Task directions
Search the data below for the string "Thermal". Extract every line that contains it.

Extracted information
*****
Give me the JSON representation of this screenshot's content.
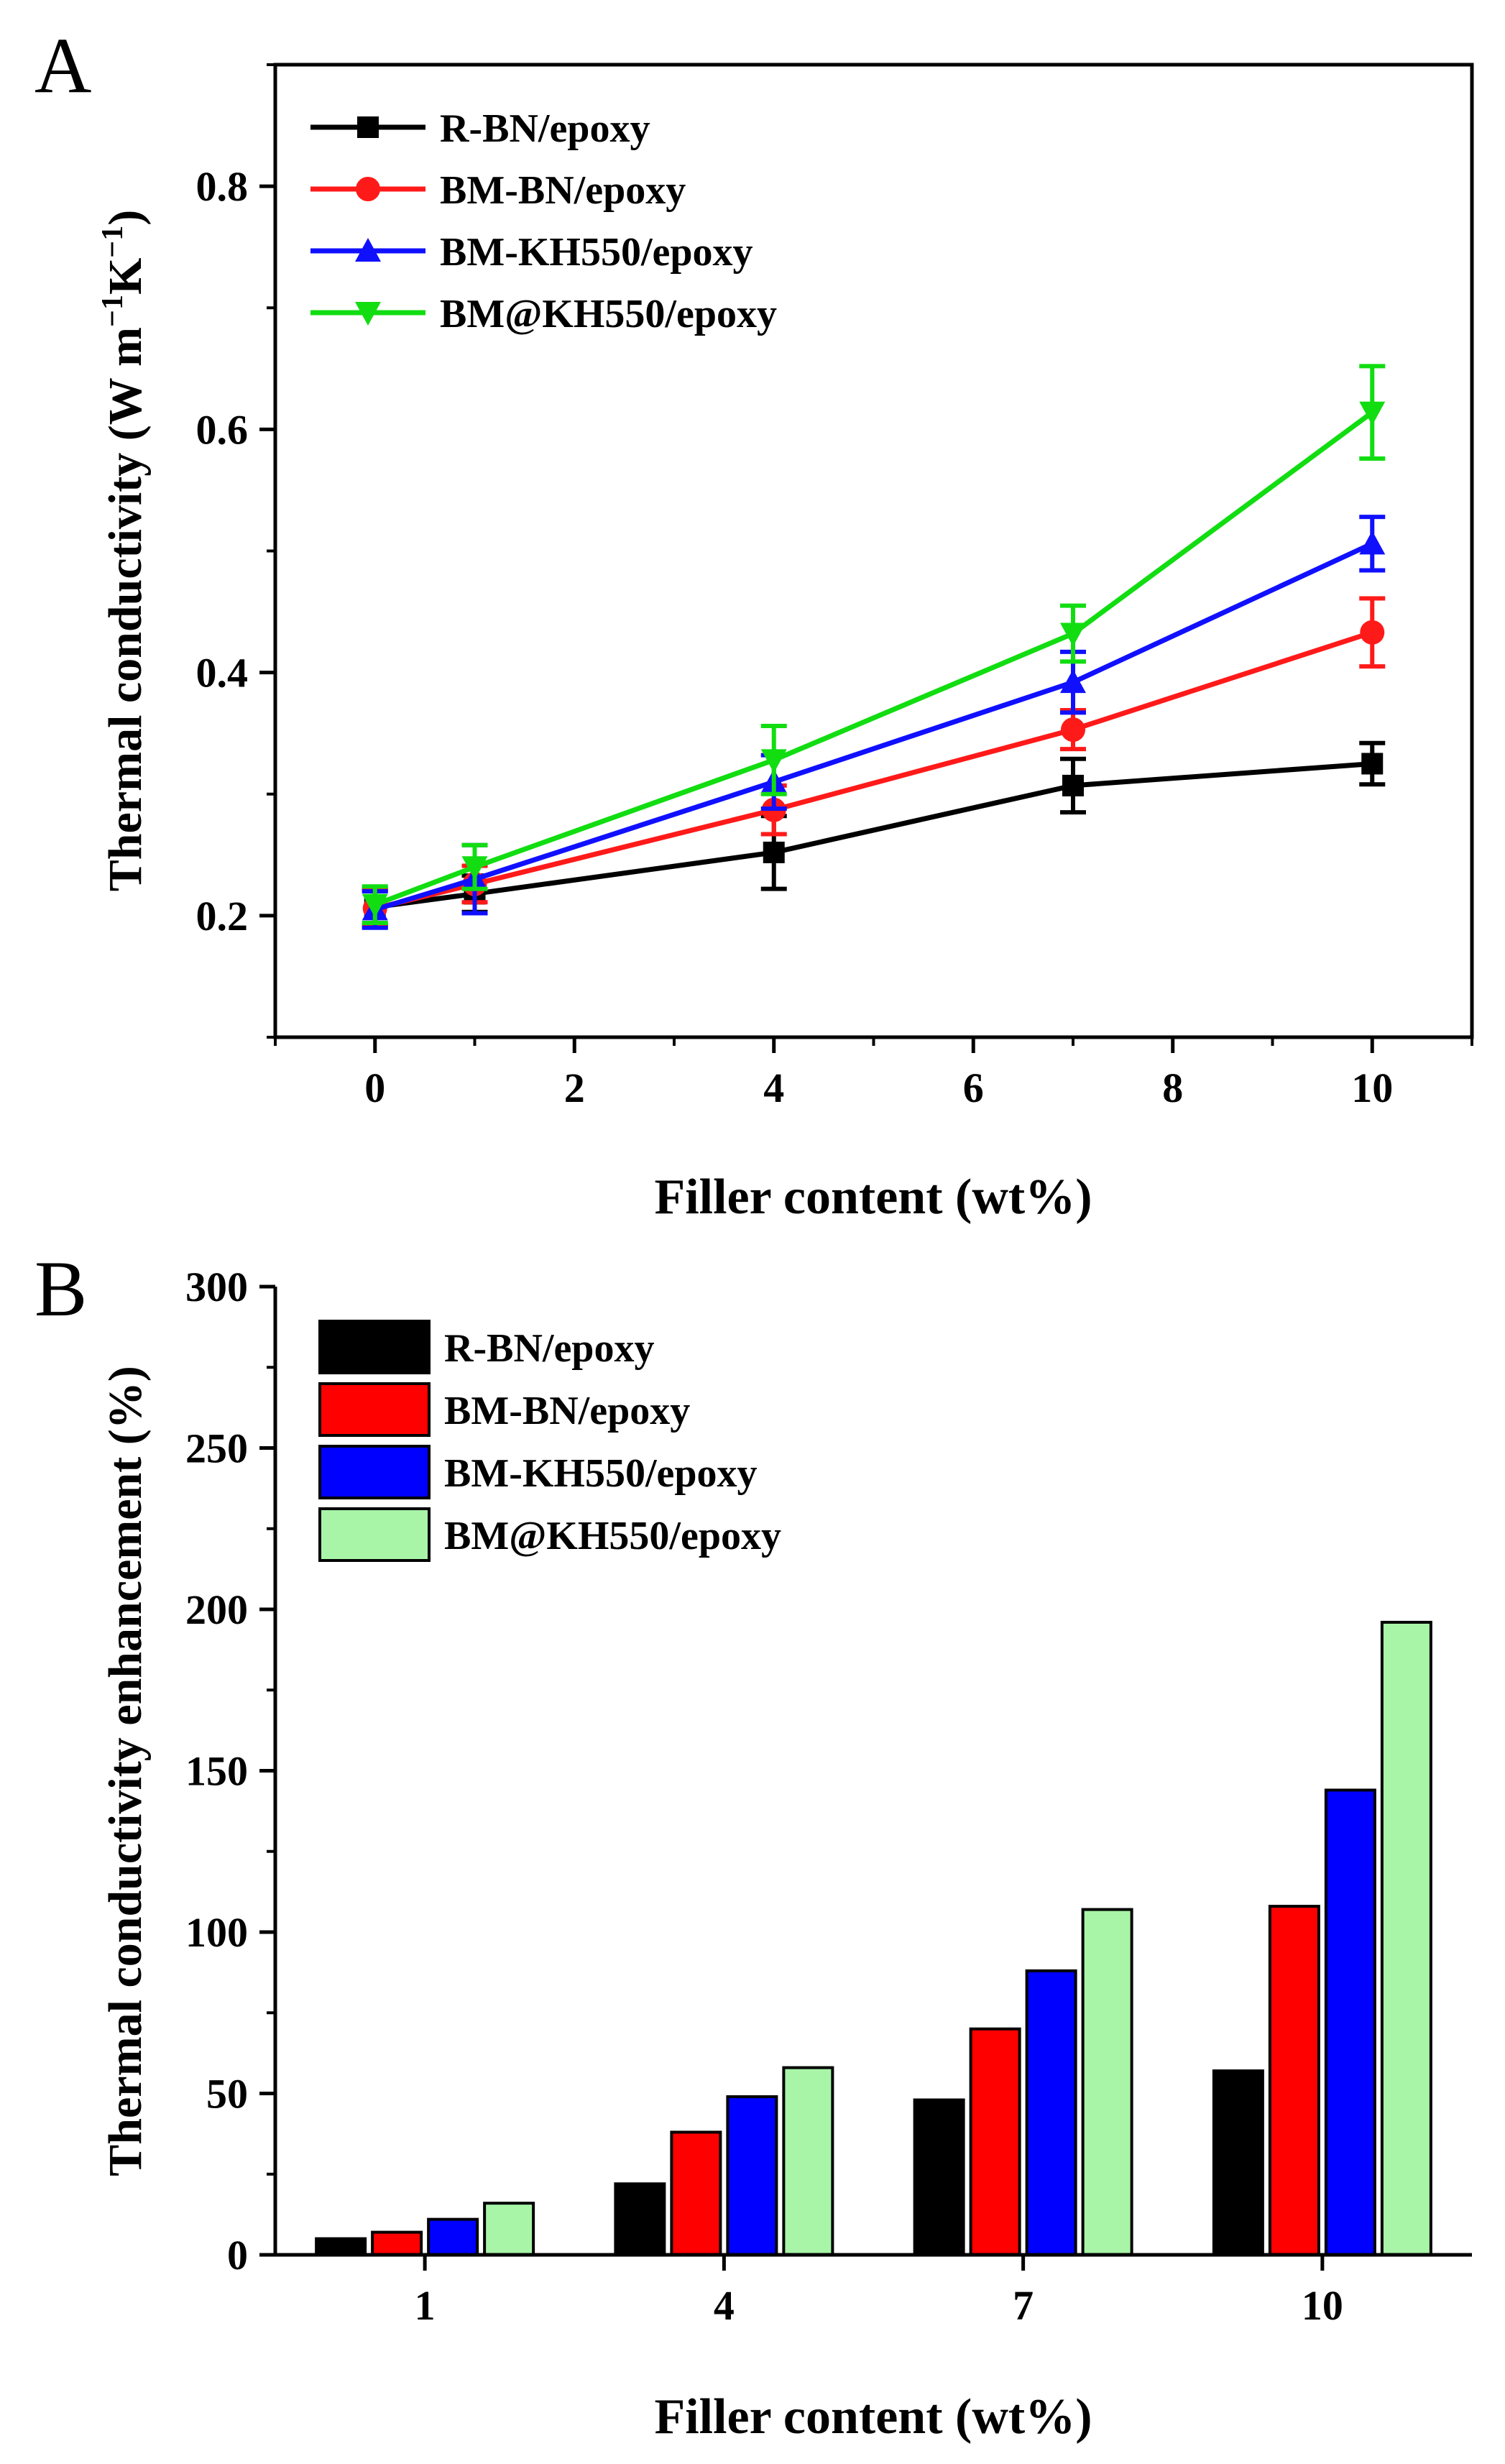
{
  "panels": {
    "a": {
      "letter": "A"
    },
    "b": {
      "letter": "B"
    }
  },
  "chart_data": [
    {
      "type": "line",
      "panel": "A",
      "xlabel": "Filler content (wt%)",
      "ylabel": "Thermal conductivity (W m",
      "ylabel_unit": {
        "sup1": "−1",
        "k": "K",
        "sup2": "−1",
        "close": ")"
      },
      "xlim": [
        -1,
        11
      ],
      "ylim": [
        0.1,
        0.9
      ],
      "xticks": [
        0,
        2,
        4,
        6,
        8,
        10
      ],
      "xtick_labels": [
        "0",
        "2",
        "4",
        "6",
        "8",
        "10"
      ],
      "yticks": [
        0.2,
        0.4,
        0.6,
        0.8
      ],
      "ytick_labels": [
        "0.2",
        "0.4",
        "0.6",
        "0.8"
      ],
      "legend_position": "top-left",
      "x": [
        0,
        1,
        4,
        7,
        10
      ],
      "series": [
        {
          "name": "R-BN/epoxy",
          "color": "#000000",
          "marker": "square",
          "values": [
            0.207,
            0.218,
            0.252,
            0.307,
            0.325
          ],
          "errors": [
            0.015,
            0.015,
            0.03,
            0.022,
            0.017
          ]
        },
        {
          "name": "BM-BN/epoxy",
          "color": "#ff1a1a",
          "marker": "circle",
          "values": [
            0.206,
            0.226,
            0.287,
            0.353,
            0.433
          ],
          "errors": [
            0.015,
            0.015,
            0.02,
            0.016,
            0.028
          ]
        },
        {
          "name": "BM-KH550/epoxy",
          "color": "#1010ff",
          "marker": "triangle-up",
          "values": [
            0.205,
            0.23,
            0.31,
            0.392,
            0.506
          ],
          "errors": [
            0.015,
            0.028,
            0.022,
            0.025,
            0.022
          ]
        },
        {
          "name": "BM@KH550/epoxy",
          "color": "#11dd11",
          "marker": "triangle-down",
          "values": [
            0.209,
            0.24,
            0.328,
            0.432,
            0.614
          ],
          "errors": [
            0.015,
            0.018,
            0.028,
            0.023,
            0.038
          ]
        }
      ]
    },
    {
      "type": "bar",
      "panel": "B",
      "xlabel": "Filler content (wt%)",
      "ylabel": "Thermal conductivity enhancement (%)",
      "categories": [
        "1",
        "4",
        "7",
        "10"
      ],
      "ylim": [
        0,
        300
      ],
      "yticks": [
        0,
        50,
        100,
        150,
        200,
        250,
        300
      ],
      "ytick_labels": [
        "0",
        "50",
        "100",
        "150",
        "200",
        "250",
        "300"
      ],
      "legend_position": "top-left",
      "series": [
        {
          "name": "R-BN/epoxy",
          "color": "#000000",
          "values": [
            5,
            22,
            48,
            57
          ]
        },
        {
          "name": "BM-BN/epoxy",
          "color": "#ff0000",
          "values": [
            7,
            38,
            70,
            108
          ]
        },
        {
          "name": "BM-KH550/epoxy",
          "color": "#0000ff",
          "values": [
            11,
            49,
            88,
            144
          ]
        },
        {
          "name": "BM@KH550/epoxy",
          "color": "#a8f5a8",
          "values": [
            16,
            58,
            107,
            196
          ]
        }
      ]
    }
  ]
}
*****
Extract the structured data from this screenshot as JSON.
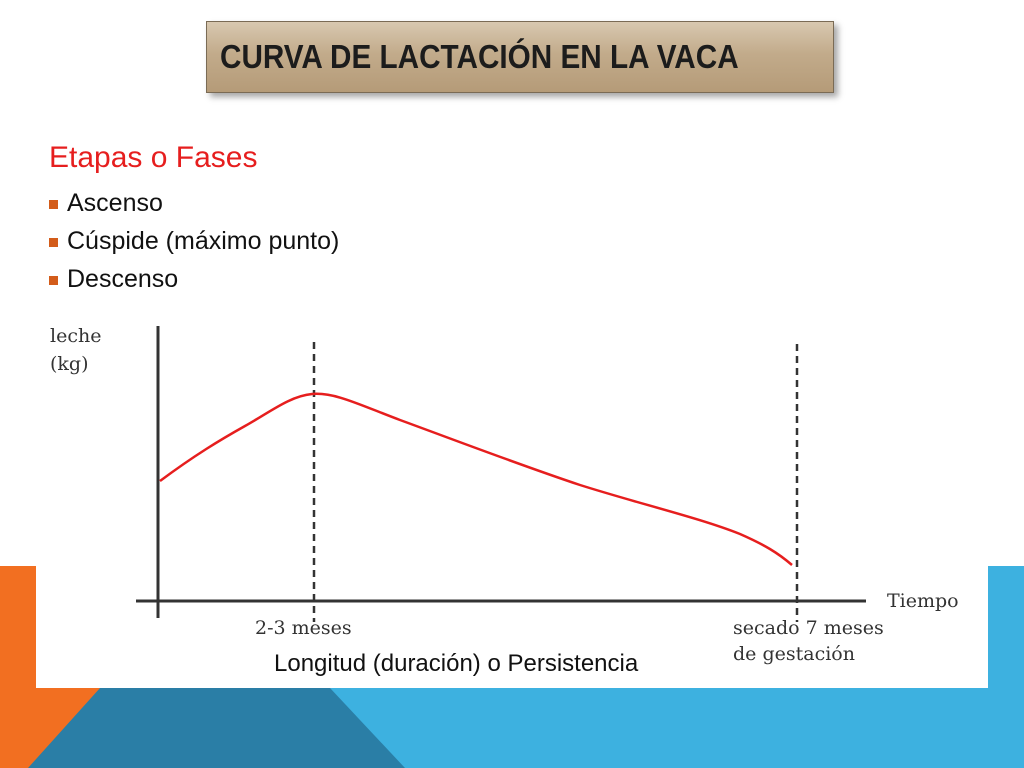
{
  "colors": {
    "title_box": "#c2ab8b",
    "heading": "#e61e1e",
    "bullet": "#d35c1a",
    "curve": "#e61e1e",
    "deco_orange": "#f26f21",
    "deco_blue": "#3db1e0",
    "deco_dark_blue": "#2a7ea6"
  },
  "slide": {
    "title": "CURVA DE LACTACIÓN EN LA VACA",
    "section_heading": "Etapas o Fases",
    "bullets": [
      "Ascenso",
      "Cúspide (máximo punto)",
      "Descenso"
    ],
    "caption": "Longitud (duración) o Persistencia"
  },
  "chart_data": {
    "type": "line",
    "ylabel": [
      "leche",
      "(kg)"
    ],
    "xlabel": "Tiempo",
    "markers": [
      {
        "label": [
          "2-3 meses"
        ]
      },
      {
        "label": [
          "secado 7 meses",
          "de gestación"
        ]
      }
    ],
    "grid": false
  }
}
*****
Completed task
      "ylabel": "Thermal conductivity (W m",
      "ylabel": "Thermal conductivity enhancement (%)",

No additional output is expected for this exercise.